■ **Your task**
Read the data and repeat all of it exactly.

=-=-=

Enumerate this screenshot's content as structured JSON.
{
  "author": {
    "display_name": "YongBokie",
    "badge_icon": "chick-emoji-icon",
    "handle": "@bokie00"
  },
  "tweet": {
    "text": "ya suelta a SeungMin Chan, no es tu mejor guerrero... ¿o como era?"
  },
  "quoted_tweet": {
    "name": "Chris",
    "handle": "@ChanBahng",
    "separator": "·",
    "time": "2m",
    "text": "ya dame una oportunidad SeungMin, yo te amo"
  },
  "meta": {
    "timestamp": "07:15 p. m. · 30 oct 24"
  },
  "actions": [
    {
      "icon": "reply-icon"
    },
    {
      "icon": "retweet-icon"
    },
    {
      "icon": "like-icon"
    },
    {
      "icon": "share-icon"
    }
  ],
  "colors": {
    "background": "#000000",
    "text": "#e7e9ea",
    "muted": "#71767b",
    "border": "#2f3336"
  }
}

=-=-=

■ **Reply**
Enumerate this screenshot's content as structured JSON.
{
  "author": {
    "display_name": "YongBokie",
    "badge_icon": "chick-emoji-icon",
    "handle": "@bokie00"
  },
  "tweet": {
    "text": "ya suelta a SeungMin Chan, no es tu mejor guerrero... ¿o como era?"
  },
  "quoted_tweet": {
    "name": "Chris",
    "handle": "@ChanBahng",
    "separator": "·",
    "time": "2m",
    "text": "ya dame una oportunidad SeungMin, yo te amo"
  },
  "meta": {
    "timestamp": "07:15 p. m. · 30 oct 24"
  },
  "actions": [
    {
      "icon": "reply-icon"
    },
    {
      "icon": "retweet-icon"
    },
    {
      "icon": "like-icon"
    },
    {
      "icon": "share-icon"
    }
  ],
  "colors": {
    "background": "#000000",
    "text": "#e7e9ea",
    "muted": "#71767b",
    "border": "#2f3336"
  }
}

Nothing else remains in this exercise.